* _INSTRUCTION_
Reproduce exactly the lines from the one containing "Extract the structured data from this chart" through the last line of the records below, both included. Leave out any pictures.

* _INFORMATION GIVEN_

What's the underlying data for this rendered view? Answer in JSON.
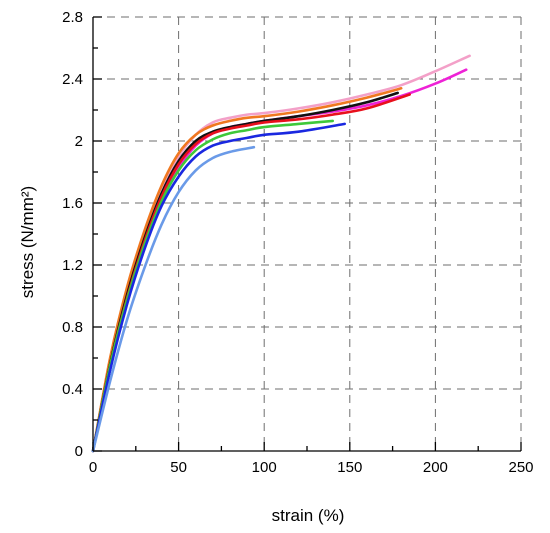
{
  "chart_data": {
    "type": "line",
    "title": "",
    "xlabel": "strain (%)",
    "ylabel": "stress (N/mm²)",
    "xlim": [
      0,
      250
    ],
    "ylim": [
      0,
      2.8
    ],
    "xticks": [
      0,
      50,
      100,
      150,
      200,
      250
    ],
    "yticks": [
      0,
      0.4,
      0.8,
      1.2,
      1.6,
      2,
      2.4,
      2.8
    ],
    "x_tick_labels": [
      "0",
      "50",
      "100",
      "150",
      "200",
      "250"
    ],
    "y_tick_labels": [
      "0",
      "0.4",
      "0.8",
      "1.2",
      "1.6",
      "2",
      "2.4",
      "2.8"
    ],
    "grid": true,
    "legend": "none",
    "series": [
      {
        "color": "#f3a0c8",
        "x": [
          0,
          10,
          20,
          30,
          40,
          50,
          60,
          70,
          80,
          90,
          100,
          120,
          140,
          160,
          180,
          200,
          220
        ],
        "y": [
          0,
          0.58,
          1.02,
          1.38,
          1.68,
          1.9,
          2.04,
          2.12,
          2.15,
          2.17,
          2.18,
          2.21,
          2.25,
          2.3,
          2.36,
          2.45,
          2.55
        ]
      },
      {
        "color": "#ee22d6",
        "x": [
          0,
          10,
          20,
          30,
          40,
          50,
          60,
          70,
          80,
          90,
          100,
          120,
          140,
          160,
          180,
          200,
          218
        ],
        "y": [
          0,
          0.54,
          0.98,
          1.33,
          1.62,
          1.83,
          1.97,
          2.05,
          2.09,
          2.11,
          2.13,
          2.16,
          2.19,
          2.23,
          2.29,
          2.37,
          2.46
        ]
      },
      {
        "color": "#f07820",
        "x": [
          0,
          10,
          20,
          30,
          40,
          50,
          60,
          70,
          80,
          90,
          100,
          120,
          140,
          160,
          180
        ],
        "y": [
          0,
          0.6,
          1.06,
          1.42,
          1.71,
          1.92,
          2.04,
          2.1,
          2.13,
          2.15,
          2.16,
          2.19,
          2.23,
          2.28,
          2.34
        ]
      },
      {
        "color": "#111111",
        "x": [
          0,
          10,
          20,
          30,
          40,
          50,
          60,
          70,
          80,
          90,
          100,
          120,
          140,
          160,
          178
        ],
        "y": [
          0,
          0.56,
          1.01,
          1.37,
          1.66,
          1.87,
          2.0,
          2.06,
          2.09,
          2.11,
          2.13,
          2.16,
          2.2,
          2.25,
          2.31
        ]
      },
      {
        "color": "#e8101c",
        "x": [
          0,
          10,
          20,
          30,
          40,
          50,
          60,
          70,
          80,
          90,
          100,
          120,
          140,
          160,
          185
        ],
        "y": [
          0,
          0.55,
          0.99,
          1.35,
          1.64,
          1.85,
          1.98,
          2.05,
          2.08,
          2.1,
          2.12,
          2.14,
          2.17,
          2.21,
          2.3
        ]
      },
      {
        "color": "#3ec83a",
        "x": [
          0,
          10,
          20,
          30,
          40,
          50,
          60,
          70,
          80,
          90,
          100,
          120,
          140
        ],
        "y": [
          0,
          0.55,
          0.98,
          1.33,
          1.61,
          1.81,
          1.94,
          2.01,
          2.05,
          2.07,
          2.09,
          2.11,
          2.13
        ]
      },
      {
        "color": "#1a28e0",
        "x": [
          0,
          10,
          20,
          30,
          40,
          50,
          60,
          70,
          80,
          90,
          100,
          120,
          147
        ],
        "y": [
          0,
          0.52,
          0.95,
          1.3,
          1.58,
          1.77,
          1.9,
          1.97,
          2.0,
          2.02,
          2.04,
          2.06,
          2.11
        ]
      },
      {
        "color": "#6a9ae8",
        "x": [
          0,
          10,
          20,
          30,
          40,
          50,
          60,
          70,
          80,
          94
        ],
        "y": [
          0,
          0.45,
          0.85,
          1.18,
          1.46,
          1.67,
          1.81,
          1.89,
          1.93,
          1.96
        ]
      }
    ]
  }
}
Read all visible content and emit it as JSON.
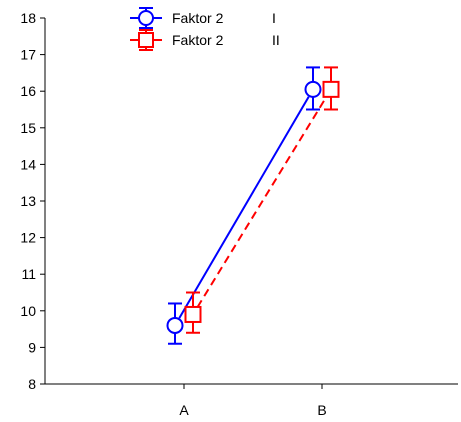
{
  "chart_data": {
    "type": "line",
    "title": "",
    "xlabel": "",
    "ylabel": "",
    "categories": [
      "A",
      "B"
    ],
    "ylim": [
      8,
      18
    ],
    "yticks": [
      8,
      9,
      10,
      11,
      12,
      13,
      14,
      15,
      16,
      17,
      18
    ],
    "grid": false,
    "legend_position": "top-center",
    "series": [
      {
        "name": "Faktor 2",
        "level": "I",
        "color": "#0000ff",
        "marker": "circle",
        "line_style": "solid",
        "values": [
          9.6,
          16.05
        ],
        "error_low": [
          9.1,
          15.5
        ],
        "error_high": [
          10.2,
          16.65
        ]
      },
      {
        "name": "Faktor 2",
        "level": "II",
        "color": "#ff0000",
        "marker": "square",
        "line_style": "dashed",
        "values": [
          9.9,
          16.05
        ],
        "error_low": [
          9.4,
          15.5
        ],
        "error_high": [
          10.5,
          16.65
        ]
      }
    ]
  }
}
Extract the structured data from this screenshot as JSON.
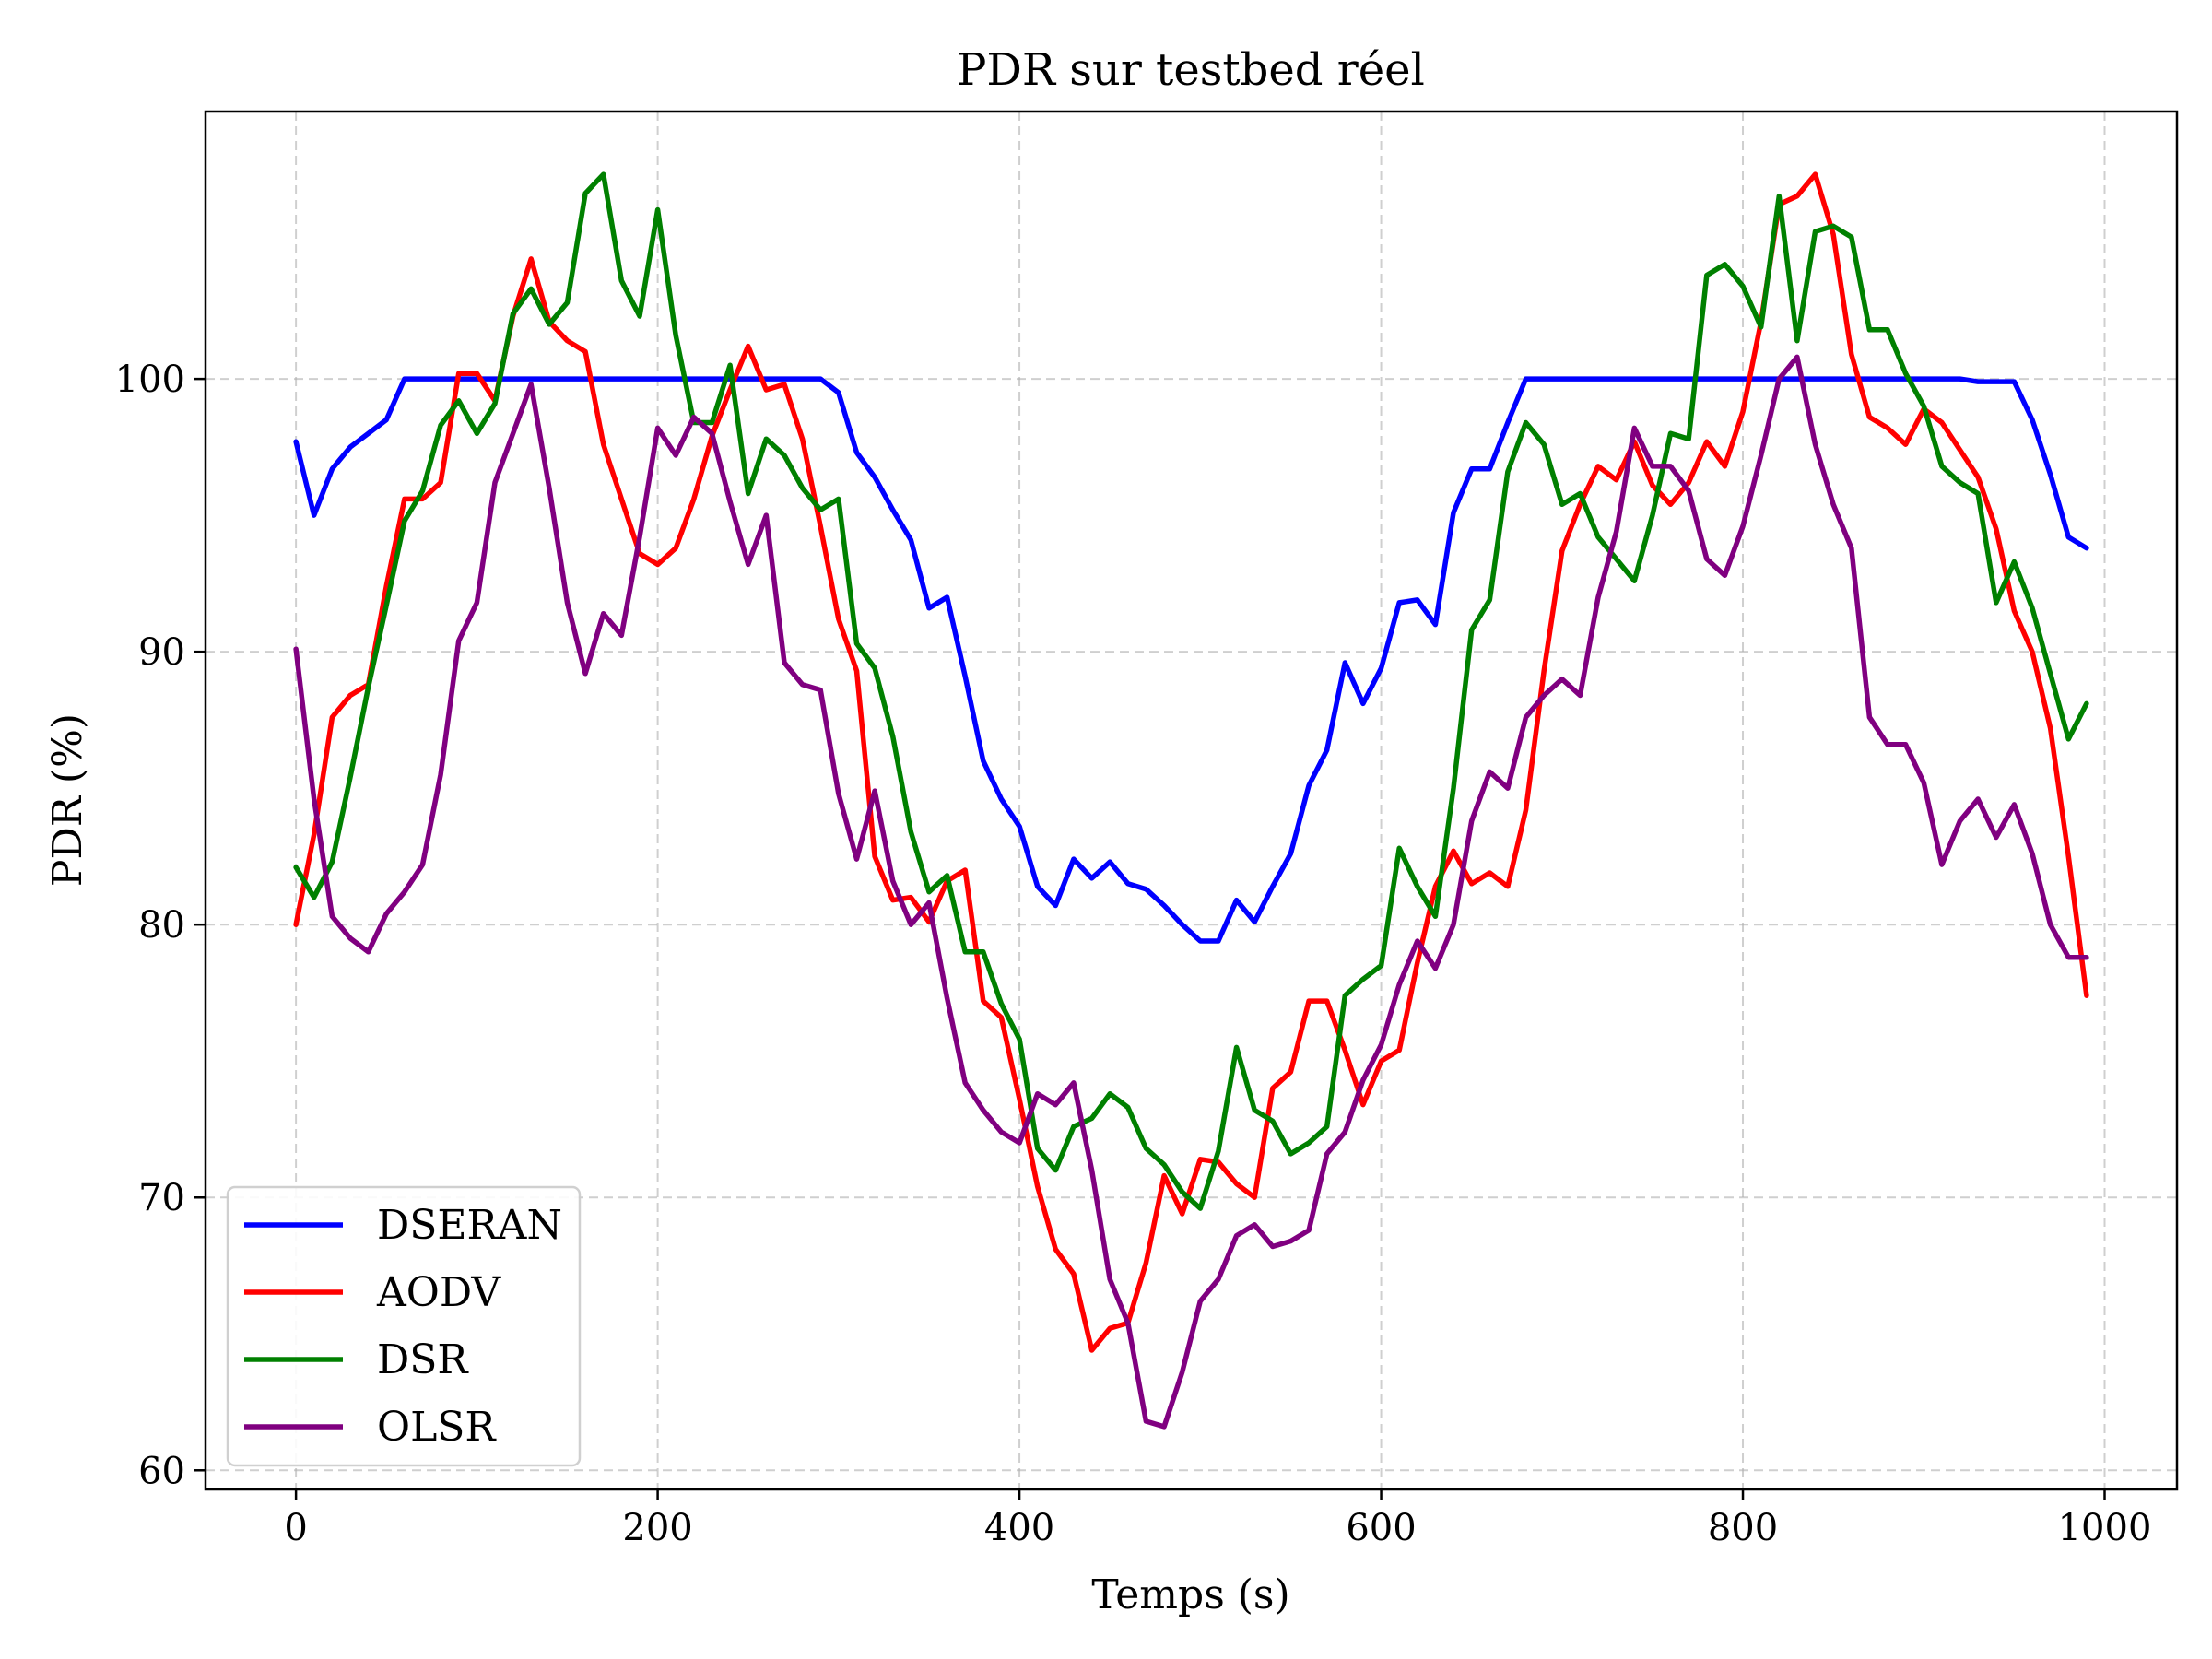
{
  "chart_data": {
    "type": "line",
    "title": "PDR sur testbed réel",
    "xlabel": "Temps (s)",
    "ylabel": "PDR (%)",
    "xlim": [
      -50,
      1040
    ],
    "ylim": [
      59.3,
      109.8
    ],
    "xticks": [
      0,
      200,
      400,
      600,
      800,
      1000
    ],
    "yticks": [
      60,
      70,
      80,
      90,
      100
    ],
    "grid": true,
    "legend_position": "lower-left",
    "x": [
      0,
      10,
      20,
      30,
      40,
      50,
      60,
      70,
      80,
      90,
      100,
      110,
      120,
      130,
      140,
      150,
      160,
      170,
      180,
      190,
      200,
      210,
      220,
      230,
      240,
      250,
      260,
      270,
      280,
      290,
      300,
      310,
      320,
      330,
      340,
      350,
      360,
      370,
      380,
      390,
      400,
      410,
      420,
      430,
      440,
      450,
      460,
      470,
      480,
      490,
      500,
      510,
      520,
      530,
      540,
      550,
      560,
      570,
      580,
      590,
      600,
      610,
      620,
      630,
      640,
      650,
      660,
      670,
      680,
      690,
      700,
      710,
      720,
      730,
      740,
      750,
      760,
      770,
      780,
      790,
      800,
      810,
      820,
      830,
      840,
      850,
      860,
      870,
      880,
      890,
      900,
      910,
      920,
      930,
      940,
      950,
      960,
      970,
      980,
      990
    ],
    "series": [
      {
        "name": "DSERAN",
        "color": "#0000ff",
        "values": [
          97.7,
          95.0,
          96.7,
          97.5,
          98.0,
          98.5,
          100,
          100,
          100,
          100,
          100,
          100,
          100,
          100,
          100,
          100,
          100,
          100,
          100,
          100,
          100,
          100,
          100,
          100,
          100,
          100,
          100,
          100,
          100,
          100,
          99.5,
          97.3,
          96.4,
          95.2,
          94.1,
          91.6,
          92.0,
          89.1,
          86.0,
          84.6,
          83.6,
          81.4,
          80.7,
          82.4,
          81.7,
          82.3,
          81.5,
          81.3,
          80.7,
          80.0,
          79.4,
          79.4,
          80.9,
          80.1,
          81.4,
          82.6,
          85.1,
          86.4,
          89.6,
          88.1,
          89.4,
          91.8,
          91.9,
          91.0,
          95.1,
          96.7,
          96.7,
          98.4,
          100,
          100,
          100,
          100,
          100,
          100,
          100,
          100,
          100,
          100,
          100,
          100,
          100,
          100,
          100,
          100,
          100,
          100,
          100,
          100,
          100,
          100,
          100,
          100,
          100,
          99.9,
          99.9,
          99.9,
          98.5,
          96.5,
          94.2,
          93.8
        ]
      },
      {
        "name": "AODV",
        "color": "#ff0000",
        "values": [
          80.0,
          83.3,
          87.6,
          88.4,
          88.8,
          92.4,
          95.6,
          95.6,
          96.2,
          100.2,
          100.2,
          99.2,
          102.3,
          104.4,
          102.1,
          101.4,
          101.0,
          97.6,
          95.6,
          93.6,
          93.2,
          93.8,
          95.6,
          97.9,
          99.6,
          101.2,
          99.6,
          99.8,
          97.8,
          94.6,
          91.2,
          89.3,
          82.5,
          80.9,
          81.0,
          80.1,
          81.6,
          82.0,
          77.2,
          76.6,
          73.6,
          70.4,
          68.1,
          67.2,
          64.4,
          65.2,
          65.4,
          67.6,
          70.8,
          69.4,
          71.4,
          71.3,
          70.5,
          70.0,
          74.0,
          74.6,
          77.2,
          77.2,
          75.4,
          73.4,
          75.0,
          75.4,
          78.6,
          81.4,
          82.7,
          81.5,
          81.9,
          81.4,
          84.2,
          89.3,
          93.7,
          95.4,
          96.8,
          96.3,
          97.7,
          96.1,
          95.4,
          96.2,
          97.7,
          96.8,
          98.8,
          102.1,
          106.4,
          106.7,
          107.5,
          105.3,
          100.9,
          98.6,
          98.2,
          97.6,
          98.9,
          98.4,
          97.4,
          96.4,
          94.5,
          91.5,
          90.0,
          87.2,
          82.5,
          77.4
        ]
      },
      {
        "name": "DSR",
        "color": "#008000",
        "values": [
          82.1,
          81.0,
          82.3,
          85.4,
          88.7,
          91.7,
          94.8,
          95.9,
          98.3,
          99.2,
          98.0,
          99.1,
          102.4,
          103.3,
          102.0,
          102.8,
          106.8,
          107.5,
          103.6,
          102.3,
          106.2,
          101.6,
          98.4,
          98.4,
          100.5,
          95.8,
          97.8,
          97.2,
          96.0,
          95.2,
          95.6,
          90.3,
          89.4,
          86.9,
          83.4,
          81.2,
          81.8,
          79.0,
          79.0,
          77.1,
          75.8,
          71.8,
          71.0,
          72.6,
          72.9,
          73.8,
          73.3,
          71.8,
          71.2,
          70.2,
          69.6,
          71.7,
          75.5,
          73.2,
          72.8,
          71.6,
          72.0,
          72.6,
          77.4,
          78.0,
          78.5,
          82.8,
          81.4,
          80.3,
          85.0,
          90.8,
          91.9,
          96.6,
          98.4,
          97.6,
          95.4,
          95.8,
          94.2,
          93.4,
          92.6,
          95.0,
          98.0,
          97.8,
          103.8,
          104.2,
          103.4,
          101.9,
          106.7,
          101.4,
          105.4,
          105.6,
          105.2,
          101.8,
          101.8,
          100.2,
          99.0,
          96.8,
          96.2,
          95.8,
          91.8,
          93.3,
          91.6,
          89.2,
          86.8,
          88.1
        ]
      },
      {
        "name": "OLSR",
        "color": "#800080",
        "values": [
          90.1,
          84.6,
          80.3,
          79.5,
          79.0,
          80.4,
          81.2,
          82.2,
          85.5,
          90.4,
          91.8,
          96.2,
          98.0,
          99.8,
          96.0,
          91.8,
          89.2,
          91.4,
          90.6,
          94.2,
          98.2,
          97.2,
          98.6,
          98.0,
          95.5,
          93.2,
          95.0,
          89.6,
          88.8,
          88.6,
          84.8,
          82.4,
          84.9,
          81.6,
          80.0,
          80.8,
          77.3,
          74.2,
          73.2,
          72.4,
          72.0,
          73.8,
          73.4,
          74.2,
          71.0,
          67.0,
          65.4,
          61.8,
          61.6,
          63.6,
          66.2,
          67.0,
          68.6,
          69.0,
          68.2,
          68.4,
          68.8,
          71.6,
          72.4,
          74.3,
          75.6,
          77.8,
          79.4,
          78.4,
          80.0,
          83.8,
          85.6,
          85.0,
          87.6,
          88.4,
          89.0,
          88.4,
          92.0,
          94.4,
          98.2,
          96.8,
          96.8,
          95.9,
          93.4,
          92.8,
          94.6,
          97.2,
          100.0,
          100.8,
          97.6,
          95.4,
          93.8,
          87.6,
          86.6,
          86.6,
          85.2,
          82.2,
          83.8,
          84.6,
          83.2,
          84.4,
          82.6,
          80.0,
          78.8,
          78.8
        ]
      }
    ]
  }
}
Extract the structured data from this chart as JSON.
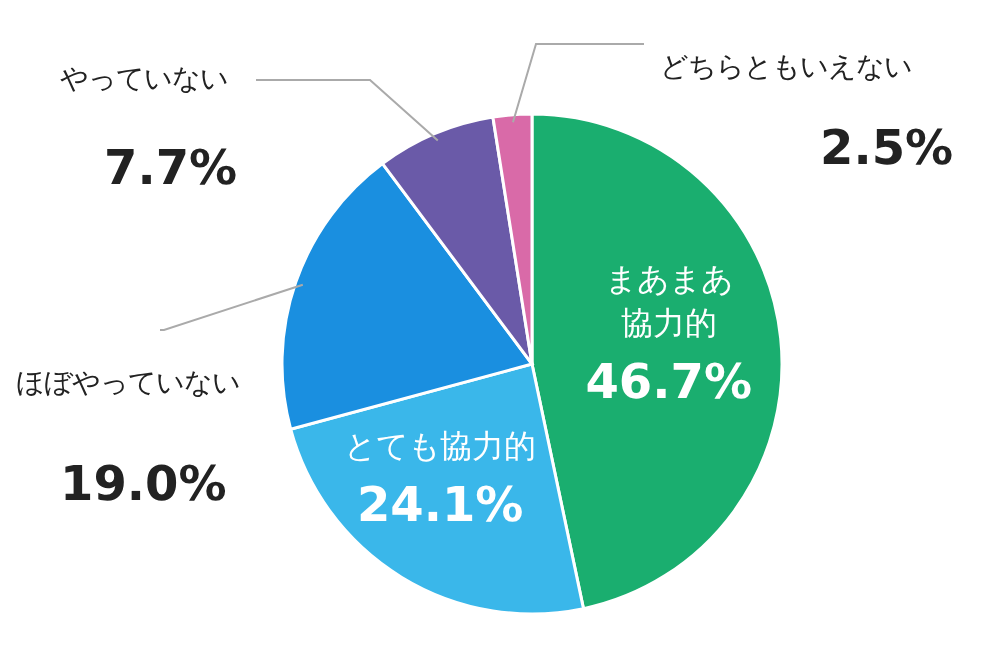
{
  "chart_data": {
    "type": "pie",
    "categories": [
      "まあまあ協力的",
      "とても協力的",
      "ほぼやっていない",
      "やっていない",
      "どちらともいえない"
    ],
    "values": [
      46.7,
      24.1,
      19.0,
      7.7,
      2.5
    ],
    "value_labels": [
      "46.7%",
      "24.1%",
      "19.0%",
      "7.7%",
      "2.5%"
    ],
    "colors": [
      "#1aae6f",
      "#3ab7ea",
      "#1a8fe0",
      "#6a5aa8",
      "#d96aa8"
    ]
  }
}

* _EXERCISE OUTPUT_
Extract the structured data from this chart as JSON.
{
  "chart_data": {
    "type": "pie",
    "categories": [
      "まあまあ協力的",
      "とても協力的",
      "ほぼやっていない",
      "やっていない",
      "どちらともいえない"
    ],
    "values": [
      46.7,
      24.1,
      19.0,
      7.7,
      2.5
    ],
    "value_labels": [
      "46.7%",
      "24.1%",
      "19.0%",
      "7.7%",
      "2.5%"
    ],
    "colors": [
      "#1aae6f",
      "#3ab7ea",
      "#1a8fe0",
      "#6a5aa8",
      "#d96aa8"
    ]
  }
}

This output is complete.